— Start Listing —

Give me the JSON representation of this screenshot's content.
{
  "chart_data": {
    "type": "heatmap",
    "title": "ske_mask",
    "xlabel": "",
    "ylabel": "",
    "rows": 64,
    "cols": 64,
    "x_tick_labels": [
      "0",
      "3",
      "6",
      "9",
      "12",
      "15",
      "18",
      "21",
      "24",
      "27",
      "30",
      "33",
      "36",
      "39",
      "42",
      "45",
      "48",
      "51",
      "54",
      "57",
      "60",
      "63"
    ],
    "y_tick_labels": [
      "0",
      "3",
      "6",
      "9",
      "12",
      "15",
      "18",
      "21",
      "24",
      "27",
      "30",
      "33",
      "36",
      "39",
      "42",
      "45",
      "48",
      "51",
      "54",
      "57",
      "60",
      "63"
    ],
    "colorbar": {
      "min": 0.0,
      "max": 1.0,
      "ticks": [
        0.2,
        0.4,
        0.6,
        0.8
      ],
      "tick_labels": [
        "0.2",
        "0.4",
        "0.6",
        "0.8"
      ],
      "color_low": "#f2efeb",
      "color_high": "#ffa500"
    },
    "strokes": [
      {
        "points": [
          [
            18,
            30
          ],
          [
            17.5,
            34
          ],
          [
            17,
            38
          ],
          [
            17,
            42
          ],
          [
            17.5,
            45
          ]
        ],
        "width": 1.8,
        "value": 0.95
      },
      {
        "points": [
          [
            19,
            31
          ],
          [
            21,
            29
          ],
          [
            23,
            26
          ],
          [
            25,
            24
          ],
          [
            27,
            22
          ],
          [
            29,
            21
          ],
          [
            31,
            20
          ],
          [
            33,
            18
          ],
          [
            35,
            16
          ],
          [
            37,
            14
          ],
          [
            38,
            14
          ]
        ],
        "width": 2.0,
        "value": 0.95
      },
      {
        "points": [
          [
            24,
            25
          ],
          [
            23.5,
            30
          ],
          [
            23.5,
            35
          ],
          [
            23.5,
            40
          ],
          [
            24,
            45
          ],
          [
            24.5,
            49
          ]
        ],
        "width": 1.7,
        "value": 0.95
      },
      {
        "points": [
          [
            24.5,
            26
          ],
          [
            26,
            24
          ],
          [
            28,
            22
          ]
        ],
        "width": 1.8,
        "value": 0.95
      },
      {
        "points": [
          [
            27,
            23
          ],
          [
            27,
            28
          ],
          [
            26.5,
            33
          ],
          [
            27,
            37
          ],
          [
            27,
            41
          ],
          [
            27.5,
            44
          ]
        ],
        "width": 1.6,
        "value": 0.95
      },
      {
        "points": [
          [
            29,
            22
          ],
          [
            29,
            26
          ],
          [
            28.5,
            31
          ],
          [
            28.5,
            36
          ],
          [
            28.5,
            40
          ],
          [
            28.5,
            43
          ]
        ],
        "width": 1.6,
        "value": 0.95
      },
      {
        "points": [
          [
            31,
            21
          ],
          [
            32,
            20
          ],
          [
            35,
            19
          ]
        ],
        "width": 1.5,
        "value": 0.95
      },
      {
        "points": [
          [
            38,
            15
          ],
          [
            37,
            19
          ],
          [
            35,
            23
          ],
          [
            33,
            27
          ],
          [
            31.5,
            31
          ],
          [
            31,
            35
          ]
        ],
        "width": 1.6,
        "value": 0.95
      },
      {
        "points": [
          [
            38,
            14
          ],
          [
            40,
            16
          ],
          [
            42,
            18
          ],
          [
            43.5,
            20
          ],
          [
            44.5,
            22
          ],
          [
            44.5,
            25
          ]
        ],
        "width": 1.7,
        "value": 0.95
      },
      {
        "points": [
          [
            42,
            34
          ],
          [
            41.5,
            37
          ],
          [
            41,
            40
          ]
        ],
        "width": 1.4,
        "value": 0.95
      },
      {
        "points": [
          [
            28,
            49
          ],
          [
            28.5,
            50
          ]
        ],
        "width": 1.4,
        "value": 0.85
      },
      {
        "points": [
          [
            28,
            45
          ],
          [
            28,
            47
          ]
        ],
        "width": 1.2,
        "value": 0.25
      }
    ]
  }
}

— End Listing —

Short exercise:
Above are the records; retype every one exactly.

Full solution:
Give me the JSON representation of this screenshot's content.
{
  "chart_data": {
    "type": "heatmap",
    "title": "ske_mask",
    "xlabel": "",
    "ylabel": "",
    "rows": 64,
    "cols": 64,
    "x_tick_labels": [
      "0",
      "3",
      "6",
      "9",
      "12",
      "15",
      "18",
      "21",
      "24",
      "27",
      "30",
      "33",
      "36",
      "39",
      "42",
      "45",
      "48",
      "51",
      "54",
      "57",
      "60",
      "63"
    ],
    "y_tick_labels": [
      "0",
      "3",
      "6",
      "9",
      "12",
      "15",
      "18",
      "21",
      "24",
      "27",
      "30",
      "33",
      "36",
      "39",
      "42",
      "45",
      "48",
      "51",
      "54",
      "57",
      "60",
      "63"
    ],
    "colorbar": {
      "min": 0.0,
      "max": 1.0,
      "ticks": [
        0.2,
        0.4,
        0.6,
        0.8
      ],
      "tick_labels": [
        "0.2",
        "0.4",
        "0.6",
        "0.8"
      ],
      "color_low": "#f2efeb",
      "color_high": "#ffa500"
    },
    "strokes": [
      {
        "points": [
          [
            18,
            30
          ],
          [
            17.5,
            34
          ],
          [
            17,
            38
          ],
          [
            17,
            42
          ],
          [
            17.5,
            45
          ]
        ],
        "width": 1.8,
        "value": 0.95
      },
      {
        "points": [
          [
            19,
            31
          ],
          [
            21,
            29
          ],
          [
            23,
            26
          ],
          [
            25,
            24
          ],
          [
            27,
            22
          ],
          [
            29,
            21
          ],
          [
            31,
            20
          ],
          [
            33,
            18
          ],
          [
            35,
            16
          ],
          [
            37,
            14
          ],
          [
            38,
            14
          ]
        ],
        "width": 2.0,
        "value": 0.95
      },
      {
        "points": [
          [
            24,
            25
          ],
          [
            23.5,
            30
          ],
          [
            23.5,
            35
          ],
          [
            23.5,
            40
          ],
          [
            24,
            45
          ],
          [
            24.5,
            49
          ]
        ],
        "width": 1.7,
        "value": 0.95
      },
      {
        "points": [
          [
            24.5,
            26
          ],
          [
            26,
            24
          ],
          [
            28,
            22
          ]
        ],
        "width": 1.8,
        "value": 0.95
      },
      {
        "points": [
          [
            27,
            23
          ],
          [
            27,
            28
          ],
          [
            26.5,
            33
          ],
          [
            27,
            37
          ],
          [
            27,
            41
          ],
          [
            27.5,
            44
          ]
        ],
        "width": 1.6,
        "value": 0.95
      },
      {
        "points": [
          [
            29,
            22
          ],
          [
            29,
            26
          ],
          [
            28.5,
            31
          ],
          [
            28.5,
            36
          ],
          [
            28.5,
            40
          ],
          [
            28.5,
            43
          ]
        ],
        "width": 1.6,
        "value": 0.95
      },
      {
        "points": [
          [
            31,
            21
          ],
          [
            32,
            20
          ],
          [
            35,
            19
          ]
        ],
        "width": 1.5,
        "value": 0.95
      },
      {
        "points": [
          [
            38,
            15
          ],
          [
            37,
            19
          ],
          [
            35,
            23
          ],
          [
            33,
            27
          ],
          [
            31.5,
            31
          ],
          [
            31,
            35
          ]
        ],
        "width": 1.6,
        "value": 0.95
      },
      {
        "points": [
          [
            38,
            14
          ],
          [
            40,
            16
          ],
          [
            42,
            18
          ],
          [
            43.5,
            20
          ],
          [
            44.5,
            22
          ],
          [
            44.5,
            25
          ]
        ],
        "width": 1.7,
        "value": 0.95
      },
      {
        "points": [
          [
            42,
            34
          ],
          [
            41.5,
            37
          ],
          [
            41,
            40
          ]
        ],
        "width": 1.4,
        "value": 0.95
      },
      {
        "points": [
          [
            28,
            49
          ],
          [
            28.5,
            50
          ]
        ],
        "width": 1.4,
        "value": 0.85
      },
      {
        "points": [
          [
            28,
            45
          ],
          [
            28,
            47
          ]
        ],
        "width": 1.2,
        "value": 0.25
      }
    ]
  }
}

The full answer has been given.